Omit every picture, then give all the entries again exactly.
━━ Given entries
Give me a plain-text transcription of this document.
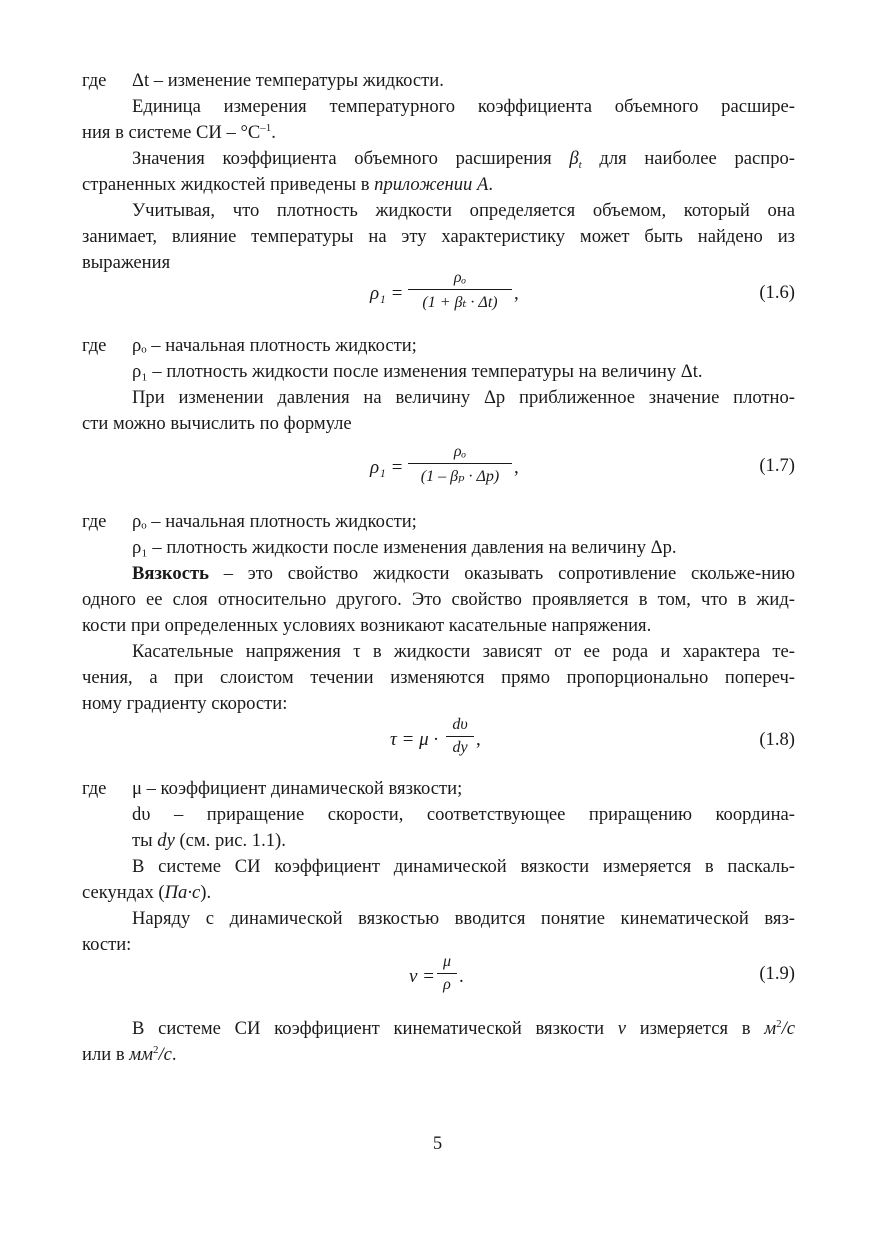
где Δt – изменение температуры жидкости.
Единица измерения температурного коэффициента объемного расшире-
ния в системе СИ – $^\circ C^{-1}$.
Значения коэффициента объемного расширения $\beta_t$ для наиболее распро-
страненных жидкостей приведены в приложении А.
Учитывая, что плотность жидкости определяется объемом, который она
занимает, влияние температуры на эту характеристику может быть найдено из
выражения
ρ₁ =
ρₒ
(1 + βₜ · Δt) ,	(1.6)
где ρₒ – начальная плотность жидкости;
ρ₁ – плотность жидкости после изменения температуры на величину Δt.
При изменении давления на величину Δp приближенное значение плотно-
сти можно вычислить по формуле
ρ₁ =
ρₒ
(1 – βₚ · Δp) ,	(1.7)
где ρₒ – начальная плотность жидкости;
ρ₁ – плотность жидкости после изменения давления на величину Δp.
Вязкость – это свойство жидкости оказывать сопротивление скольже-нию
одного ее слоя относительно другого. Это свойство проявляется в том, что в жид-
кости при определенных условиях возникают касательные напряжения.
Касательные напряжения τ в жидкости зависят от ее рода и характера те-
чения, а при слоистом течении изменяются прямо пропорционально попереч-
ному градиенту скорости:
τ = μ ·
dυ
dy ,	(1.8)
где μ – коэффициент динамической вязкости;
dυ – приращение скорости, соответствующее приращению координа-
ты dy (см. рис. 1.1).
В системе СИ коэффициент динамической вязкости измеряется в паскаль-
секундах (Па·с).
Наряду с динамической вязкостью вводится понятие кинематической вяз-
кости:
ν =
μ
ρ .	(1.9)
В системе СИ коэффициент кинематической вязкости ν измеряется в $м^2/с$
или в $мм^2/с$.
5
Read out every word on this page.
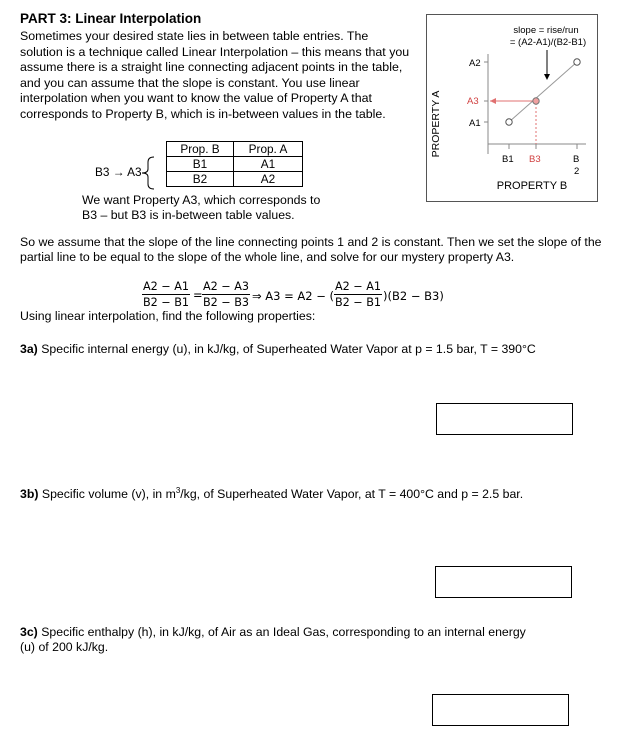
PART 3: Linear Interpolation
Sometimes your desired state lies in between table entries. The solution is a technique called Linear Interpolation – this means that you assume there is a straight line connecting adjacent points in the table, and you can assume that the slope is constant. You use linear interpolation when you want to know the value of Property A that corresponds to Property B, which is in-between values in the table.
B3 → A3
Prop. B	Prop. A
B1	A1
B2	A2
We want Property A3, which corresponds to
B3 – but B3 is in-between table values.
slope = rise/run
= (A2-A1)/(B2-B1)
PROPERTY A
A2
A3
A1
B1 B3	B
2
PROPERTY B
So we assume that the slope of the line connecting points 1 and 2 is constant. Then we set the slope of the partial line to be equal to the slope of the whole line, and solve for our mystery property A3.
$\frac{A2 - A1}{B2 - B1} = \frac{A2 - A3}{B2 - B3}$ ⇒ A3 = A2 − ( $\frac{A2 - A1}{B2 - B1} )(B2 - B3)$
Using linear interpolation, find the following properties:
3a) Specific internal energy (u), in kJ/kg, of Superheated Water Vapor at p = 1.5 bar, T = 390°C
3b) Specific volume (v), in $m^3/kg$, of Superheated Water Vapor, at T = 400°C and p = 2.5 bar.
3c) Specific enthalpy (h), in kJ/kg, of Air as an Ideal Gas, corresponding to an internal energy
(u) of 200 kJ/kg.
━━━━
Written response:
Give me a plain-text transcription of this document.
где Δt – изменение температуры жидкости.
Единица измерения температурного коэффициента объемного расшире-
ния в системе СИ – $^\circ C^{-1}$.
Значения коэффициента объемного расширения $\beta_t$ для наиболее распро-
страненных жидкостей приведены в приложении А.
Учитывая, что плотность жидкости определяется объемом, который она
занимает, влияние температуры на эту характеристику может быть найдено из
выражения
ρ₁ =
ρₒ
(1 + βₜ · Δt) ,	(1.6)
где ρₒ – начальная плотность жидкости;
ρ₁ – плотность жидкости после изменения температуры на величину Δt.
При изменении давления на величину Δp приближенное значение плотно-
сти можно вычислить по формуле
ρ₁ =
ρₒ
(1 – βₚ · Δp) ,	(1.7)
где ρₒ – начальная плотность жидкости;
ρ₁ – плотность жидкости после изменения давления на величину Δp.
Вязкость – это свойство жидкости оказывать сопротивление скольже-нию
одного ее слоя относительно другого. Это свойство проявляется в том, что в жид-
кости при определенных условиях возникают касательные напряжения.
Касательные напряжения τ в жидкости зависят от ее рода и характера те-
чения, а при слоистом течении изменяются прямо пропорционально попереч-
ному градиенту скорости:
τ = μ ·
dυ
dy ,	(1.8)
где μ – коэффициент динамической вязкости;
dυ – приращение скорости, соответствующее приращению координа-
ты dy (см. рис. 1.1).
В системе СИ коэффициент динамической вязкости измеряется в паскаль-
секундах (Па·с).
Наряду с динамической вязкостью вводится понятие кинематической вяз-
кости:
ν =
μ
ρ .	(1.9)
В системе СИ коэффициент кинематической вязкости ν измеряется в $м^2/с$
или в $мм^2/с$.
5
Read out every word on this page.
PART 3: Linear Interpolation
Sometimes your desired state lies in between table entries. The solution is a technique called Linear Interpolation – this means that you assume there is a straight line connecting adjacent points in the table, and you can assume that the slope is constant. You use linear interpolation when you want to know the value of Property A that corresponds to Property B, which is in-between values in the table.
B3 → A3
Prop. B	Prop. A
B1	A1
B2	A2
We want Property A3, which corresponds to
B3 – but B3 is in-between table values.
slope = rise/run
= (A2-A1)/(B2-B1)
PROPERTY A
A2
A3
A1
B1 B3	B
2
PROPERTY B
So we assume that the slope of the line connecting points 1 and 2 is constant. Then we set the slope of the partial line to be equal to the slope of the whole line, and solve for our mystery property A3.
$\frac{A2 - A1}{B2 - B1} = \frac{A2 - A3}{B2 - B3}$ ⇒ A3 = A2 − ( $\frac{A2 - A1}{B2 - B1} )(B2 - B3)$
Using linear interpolation, find the following properties:
3a) Specific internal energy (u), in kJ/kg, of Superheated Water Vapor at p = 1.5 bar, T = 390°C
3b) Specific volume (v), in $m^3/kg$, of Superheated Water Vapor, at T = 400°C and p = 2.5 bar.
3c) Specific enthalpy (h), in kJ/kg, of Air as an Ideal Gas, corresponding to an internal energy
(u) of 200 kJ/kg.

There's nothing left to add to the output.